> [TEXT TO READ]

# # # #

Are your parents from Macedonia, or does that heritage come into the picture from prior generations?
FJØRA: My father is an immigrant from Macedonia, having immigrated to Canada in his early thirties. My mother is seven generations Canadian, or as I like to say, extremely white. I think there’s some German background on my mom’s side, too. There is definitely Scottish heritage from my mom too, as one of my sister’s middle names is the Scottish clan we belonged to, way back in the day. The MacDonald clan! No wonder we love McDonald’s so much!
Beyond your father being a musical professor, what do you recall about how music was used and regarded in your family’s household growing up?
FJØRA: My entire life was music growing up. I mean, I did other things and pastimes that were also very significant to me as a child; reading, swimming, gymnastics, eating Oreo cookies. However, music was a constant. I woke up to music, and fell asleep to music. My father taught my sisters and I piano from the ages of four, and by the time we entered middle school we had all completed the Royal Conservatory of Music levels of piano. I also completed all levels of music history, harmony, counterpoint, and pedagogy by age fourteen. Needless to say, I had a very classically-trained background. But it wasn’t just classical music that I learned, nor listened to around the house. My dad is a jazz musician, so I was exposed to jazz music at a young age. Additionally, my mom, who also achieved her piano levels as a child, listened to “old school” music like the Carpenters, Elton John, and the Beatles around the house. She also really enjoyed playing the great folk Canadian artists, like Stan Rogers on vinyl. Oh, and Michael Bublé. My mom really likes Michael Bublé.
How did growing up in Canada influence your musical tastes? (I’m from Calgary, so I’ve got my own take on this… haha.)

# # # #

> [MATERIAL SHOWN]
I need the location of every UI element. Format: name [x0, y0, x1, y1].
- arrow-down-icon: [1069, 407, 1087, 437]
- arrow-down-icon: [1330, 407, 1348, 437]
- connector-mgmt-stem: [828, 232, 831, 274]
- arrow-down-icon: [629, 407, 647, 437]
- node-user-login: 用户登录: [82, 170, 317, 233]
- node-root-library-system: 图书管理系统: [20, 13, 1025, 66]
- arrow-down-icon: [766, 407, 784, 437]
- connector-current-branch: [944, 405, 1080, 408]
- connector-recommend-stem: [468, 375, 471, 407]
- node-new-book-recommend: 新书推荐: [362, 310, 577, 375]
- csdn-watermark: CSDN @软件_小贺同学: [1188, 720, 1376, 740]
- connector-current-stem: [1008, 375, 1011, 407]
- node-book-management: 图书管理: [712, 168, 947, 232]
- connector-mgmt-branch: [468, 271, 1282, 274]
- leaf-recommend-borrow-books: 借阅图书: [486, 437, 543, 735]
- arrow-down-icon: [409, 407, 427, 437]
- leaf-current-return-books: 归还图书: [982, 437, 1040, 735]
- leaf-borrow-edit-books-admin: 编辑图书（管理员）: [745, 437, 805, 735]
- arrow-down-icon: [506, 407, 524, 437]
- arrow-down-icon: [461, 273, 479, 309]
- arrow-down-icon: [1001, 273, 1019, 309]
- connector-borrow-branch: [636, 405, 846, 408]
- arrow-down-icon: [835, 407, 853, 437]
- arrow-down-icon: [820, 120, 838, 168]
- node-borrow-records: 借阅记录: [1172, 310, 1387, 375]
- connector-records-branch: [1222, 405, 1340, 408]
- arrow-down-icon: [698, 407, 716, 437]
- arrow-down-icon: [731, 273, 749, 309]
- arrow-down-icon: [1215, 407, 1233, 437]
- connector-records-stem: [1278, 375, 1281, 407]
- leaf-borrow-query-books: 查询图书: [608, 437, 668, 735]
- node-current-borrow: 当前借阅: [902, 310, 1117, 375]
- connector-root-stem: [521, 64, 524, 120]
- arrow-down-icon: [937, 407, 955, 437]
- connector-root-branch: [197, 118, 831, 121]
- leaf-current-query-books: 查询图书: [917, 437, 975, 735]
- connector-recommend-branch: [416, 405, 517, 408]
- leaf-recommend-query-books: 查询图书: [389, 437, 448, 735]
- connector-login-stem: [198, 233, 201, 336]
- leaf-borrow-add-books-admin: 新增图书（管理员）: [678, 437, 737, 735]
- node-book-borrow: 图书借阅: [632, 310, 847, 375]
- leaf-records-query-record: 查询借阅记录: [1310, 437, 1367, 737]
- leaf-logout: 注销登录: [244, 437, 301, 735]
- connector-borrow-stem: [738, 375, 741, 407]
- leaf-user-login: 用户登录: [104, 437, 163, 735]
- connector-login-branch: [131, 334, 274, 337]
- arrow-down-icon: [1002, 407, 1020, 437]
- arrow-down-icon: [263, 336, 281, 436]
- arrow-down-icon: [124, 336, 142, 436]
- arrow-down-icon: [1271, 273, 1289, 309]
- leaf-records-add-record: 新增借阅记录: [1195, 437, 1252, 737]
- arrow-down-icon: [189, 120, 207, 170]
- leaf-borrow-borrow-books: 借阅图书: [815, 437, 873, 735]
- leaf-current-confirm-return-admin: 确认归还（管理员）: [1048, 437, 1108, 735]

# # # #

> [LIST OF TASKS]
a - According to the interview, how old was FJØRA's father when he immigrated to Canada?
b - Revise the interview by writing out its passage between "Are your parents" and "household growing up?", inclusive, with "heritage" changed to "ancestry".
c - Decide whether each statement agrees with the interview, and quote the words that settle it: (i) FJØRA's mother is seven generations Canadian. (ii) FJØRA's father began teaching the sisters and FJØRA piano at age six. (iii) FJØRA's mother played Stan Rogers on vinyl.

> [TASK RESPONSES]
a - He was in his early thirties.

b -
Are your parents from Macedonia, or does that ancestry come into the picture from prior generations?
FJØRA: My father is an immigrant from Macedonia, having immigrated to Canada in his early thirties. My mother is seven generations Canadian, or as I like to say, extremely white. I think there’s some German background on my mom’s side, too. There is definitely Scottish ancestry from my mom too, as one of my sister’s middle names is the Scottish clan we belonged to, way back in the day. The MacDonald clan! No wonder we love McDonald’s so much!
Beyond your father being a musical professor, what do you recall about how music was used and regarded in your family’s household growing up?

c -
(i) Yes: "My mother is seven generations Canadian"
(ii) No: "My father taught my sisters and I piano from the ages of four"
(iii) Yes: "She also really enjoyed playing the great folk Canadian artists, like Stan Rogers on vinyl."